| CHALLENGE |
Return every record below exactly as written, but leave out the pictures.

Collected data entries:
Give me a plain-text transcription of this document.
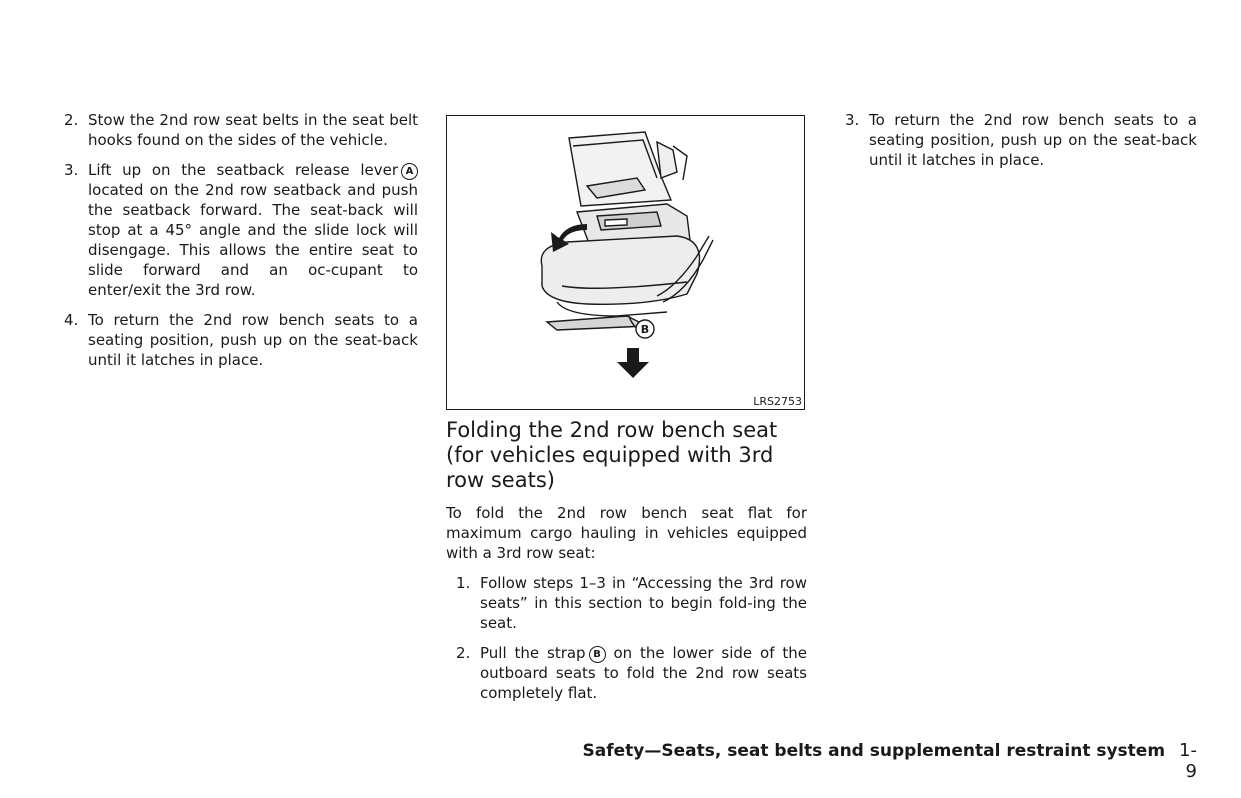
2. Stow the 2nd row seat belts in the seat belt hooks found on the sides of the vehicle.
3. Lift up on the seatback release lever A located on the 2nd row seatback and push the seatback forward. The seat-back will stop at a 45° angle and the slide lock will disengage. This allows the entire seat to slide forward and an oc-cupant to enter/exit the 3rd row.
4. To return the 2nd row bench seats to a seating position, push up on the seat-back until it latches in place.
B
LRS2753
Folding the 2nd row bench seat (for vehicles equipped with 3rd row seats)
To fold the 2nd row bench seat flat for maximum cargo hauling in vehicles equipped with a 3rd row seat:
1. Follow steps 1–3 in “Accessing the 3rd row seats” in this section to begin fold-ing the seat.
2. Pull the strap B on the lower side of the outboard seats to fold the 2nd row seats completely flat.
3. To return the 2nd row bench seats to a seating position, push up on the seat-back until it latches in place.
Safety—Seats, seat belts and supplemental restraint system 1-9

| ANSWER TO THE EXERCISE |
Give me a plain-text transcription of this document.
2. Stow the 2nd row seat belts in the seat belt hooks found on the sides of the vehicle.
3. Lift up on the seatback release lever A located on the 2nd row seatback and push the seatback forward. The seat-back will stop at a 45° angle and the slide lock will disengage. This allows the entire seat to slide forward and an oc-cupant to enter/exit the 3rd row.
4. To return the 2nd row bench seats to a seating position, push up on the seat-back until it latches in place.
B
LRS2753
Folding the 2nd row bench seat (for vehicles equipped with 3rd row seats)
To fold the 2nd row bench seat flat for maximum cargo hauling in vehicles equipped with a 3rd row seat:
1. Follow steps 1–3 in “Accessing the 3rd row seats” in this section to begin fold-ing the seat.
2. Pull the strap B on the lower side of the outboard seats to fold the 2nd row seats completely flat.
3. To return the 2nd row bench seats to a seating position, push up on the seat-back until it latches in place.
Safety—Seats, seat belts and supplemental restraint system 1-9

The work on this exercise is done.